OBJECTIVE ▸ Reproduce the listing below exactly, minus its pictures.

Figure record extracts:
============================================================

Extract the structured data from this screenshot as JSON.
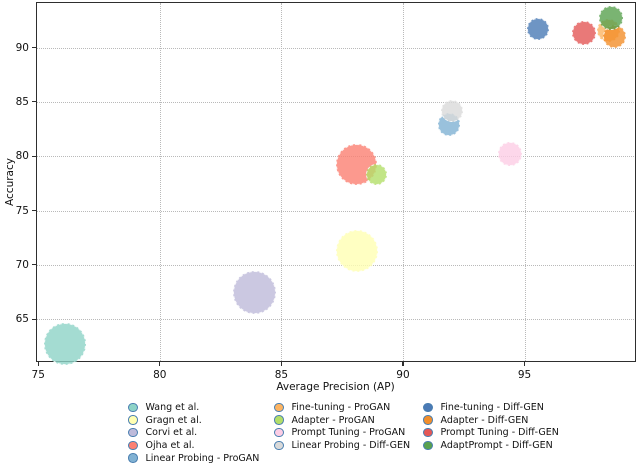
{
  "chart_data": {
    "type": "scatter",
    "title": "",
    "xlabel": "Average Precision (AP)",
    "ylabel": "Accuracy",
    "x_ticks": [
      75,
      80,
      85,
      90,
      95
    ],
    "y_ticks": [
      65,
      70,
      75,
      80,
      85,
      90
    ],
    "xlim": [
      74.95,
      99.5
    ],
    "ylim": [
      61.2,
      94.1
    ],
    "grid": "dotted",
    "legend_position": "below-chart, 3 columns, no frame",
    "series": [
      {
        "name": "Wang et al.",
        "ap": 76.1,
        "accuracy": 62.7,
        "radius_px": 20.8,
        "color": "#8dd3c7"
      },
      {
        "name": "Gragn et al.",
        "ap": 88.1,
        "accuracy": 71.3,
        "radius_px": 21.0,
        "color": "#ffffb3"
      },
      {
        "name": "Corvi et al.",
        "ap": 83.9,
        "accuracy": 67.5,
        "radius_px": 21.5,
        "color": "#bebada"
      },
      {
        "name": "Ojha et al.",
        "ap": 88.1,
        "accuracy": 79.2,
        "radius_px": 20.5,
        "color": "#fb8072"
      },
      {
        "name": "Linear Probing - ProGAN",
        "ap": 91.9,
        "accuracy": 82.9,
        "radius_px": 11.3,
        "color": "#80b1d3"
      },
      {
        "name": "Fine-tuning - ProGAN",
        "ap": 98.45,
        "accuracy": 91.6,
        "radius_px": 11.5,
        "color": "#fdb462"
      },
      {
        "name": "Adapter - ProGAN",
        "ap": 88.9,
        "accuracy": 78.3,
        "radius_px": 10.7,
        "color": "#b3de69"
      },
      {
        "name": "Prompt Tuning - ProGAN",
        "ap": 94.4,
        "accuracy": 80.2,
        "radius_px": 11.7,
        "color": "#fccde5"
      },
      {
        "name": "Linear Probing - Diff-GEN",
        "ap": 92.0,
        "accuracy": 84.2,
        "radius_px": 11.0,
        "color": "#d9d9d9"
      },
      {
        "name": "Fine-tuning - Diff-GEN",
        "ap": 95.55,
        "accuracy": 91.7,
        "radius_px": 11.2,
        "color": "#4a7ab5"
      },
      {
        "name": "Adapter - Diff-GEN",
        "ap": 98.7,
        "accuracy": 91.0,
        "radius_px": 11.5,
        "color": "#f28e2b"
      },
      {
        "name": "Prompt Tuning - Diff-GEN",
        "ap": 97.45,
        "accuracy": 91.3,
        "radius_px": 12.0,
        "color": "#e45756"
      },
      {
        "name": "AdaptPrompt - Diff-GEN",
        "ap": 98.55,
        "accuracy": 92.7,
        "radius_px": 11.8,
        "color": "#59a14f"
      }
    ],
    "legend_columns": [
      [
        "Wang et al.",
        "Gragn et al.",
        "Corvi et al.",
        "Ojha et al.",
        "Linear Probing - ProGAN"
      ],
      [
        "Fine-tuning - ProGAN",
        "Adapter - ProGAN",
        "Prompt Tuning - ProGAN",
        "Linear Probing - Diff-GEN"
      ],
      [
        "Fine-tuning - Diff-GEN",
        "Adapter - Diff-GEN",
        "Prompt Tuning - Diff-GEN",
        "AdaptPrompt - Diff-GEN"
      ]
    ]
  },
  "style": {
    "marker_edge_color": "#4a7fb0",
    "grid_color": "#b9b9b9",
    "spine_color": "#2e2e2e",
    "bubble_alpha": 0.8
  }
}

============================================================

CORRECT RESPONSE ▸
Extract the structured data from this screenshot as JSON.
{
  "chart_data": {
    "type": "scatter",
    "title": "",
    "xlabel": "Average Precision (AP)",
    "ylabel": "Accuracy",
    "x_ticks": [
      75,
      80,
      85,
      90,
      95
    ],
    "y_ticks": [
      65,
      70,
      75,
      80,
      85,
      90
    ],
    "xlim": [
      74.95,
      99.5
    ],
    "ylim": [
      61.2,
      94.1
    ],
    "grid": "dotted",
    "legend_position": "below-chart, 3 columns, no frame",
    "series": [
      {
        "name": "Wang et al.",
        "ap": 76.1,
        "accuracy": 62.7,
        "radius_px": 20.8,
        "color": "#8dd3c7"
      },
      {
        "name": "Gragn et al.",
        "ap": 88.1,
        "accuracy": 71.3,
        "radius_px": 21.0,
        "color": "#ffffb3"
      },
      {
        "name": "Corvi et al.",
        "ap": 83.9,
        "accuracy": 67.5,
        "radius_px": 21.5,
        "color": "#bebada"
      },
      {
        "name": "Ojha et al.",
        "ap": 88.1,
        "accuracy": 79.2,
        "radius_px": 20.5,
        "color": "#fb8072"
      },
      {
        "name": "Linear Probing - ProGAN",
        "ap": 91.9,
        "accuracy": 82.9,
        "radius_px": 11.3,
        "color": "#80b1d3"
      },
      {
        "name": "Fine-tuning - ProGAN",
        "ap": 98.45,
        "accuracy": 91.6,
        "radius_px": 11.5,
        "color": "#fdb462"
      },
      {
        "name": "Adapter - ProGAN",
        "ap": 88.9,
        "accuracy": 78.3,
        "radius_px": 10.7,
        "color": "#b3de69"
      },
      {
        "name": "Prompt Tuning - ProGAN",
        "ap": 94.4,
        "accuracy": 80.2,
        "radius_px": 11.7,
        "color": "#fccde5"
      },
      {
        "name": "Linear Probing - Diff-GEN",
        "ap": 92.0,
        "accuracy": 84.2,
        "radius_px": 11.0,
        "color": "#d9d9d9"
      },
      {
        "name": "Fine-tuning - Diff-GEN",
        "ap": 95.55,
        "accuracy": 91.7,
        "radius_px": 11.2,
        "color": "#4a7ab5"
      },
      {
        "name": "Adapter - Diff-GEN",
        "ap": 98.7,
        "accuracy": 91.0,
        "radius_px": 11.5,
        "color": "#f28e2b"
      },
      {
        "name": "Prompt Tuning - Diff-GEN",
        "ap": 97.45,
        "accuracy": 91.3,
        "radius_px": 12.0,
        "color": "#e45756"
      },
      {
        "name": "AdaptPrompt - Diff-GEN",
        "ap": 98.55,
        "accuracy": 92.7,
        "radius_px": 11.8,
        "color": "#59a14f"
      }
    ],
    "legend_columns": [
      [
        "Wang et al.",
        "Gragn et al.",
        "Corvi et al.",
        "Ojha et al.",
        "Linear Probing - ProGAN"
      ],
      [
        "Fine-tuning - ProGAN",
        "Adapter - ProGAN",
        "Prompt Tuning - ProGAN",
        "Linear Probing - Diff-GEN"
      ],
      [
        "Fine-tuning - Diff-GEN",
        "Adapter - Diff-GEN",
        "Prompt Tuning - Diff-GEN",
        "AdaptPrompt - Diff-GEN"
      ]
    ]
  },
  "style": {
    "marker_edge_color": "#4a7fb0",
    "grid_color": "#b9b9b9",
    "spine_color": "#2e2e2e",
    "bubble_alpha": 0.8
  }
}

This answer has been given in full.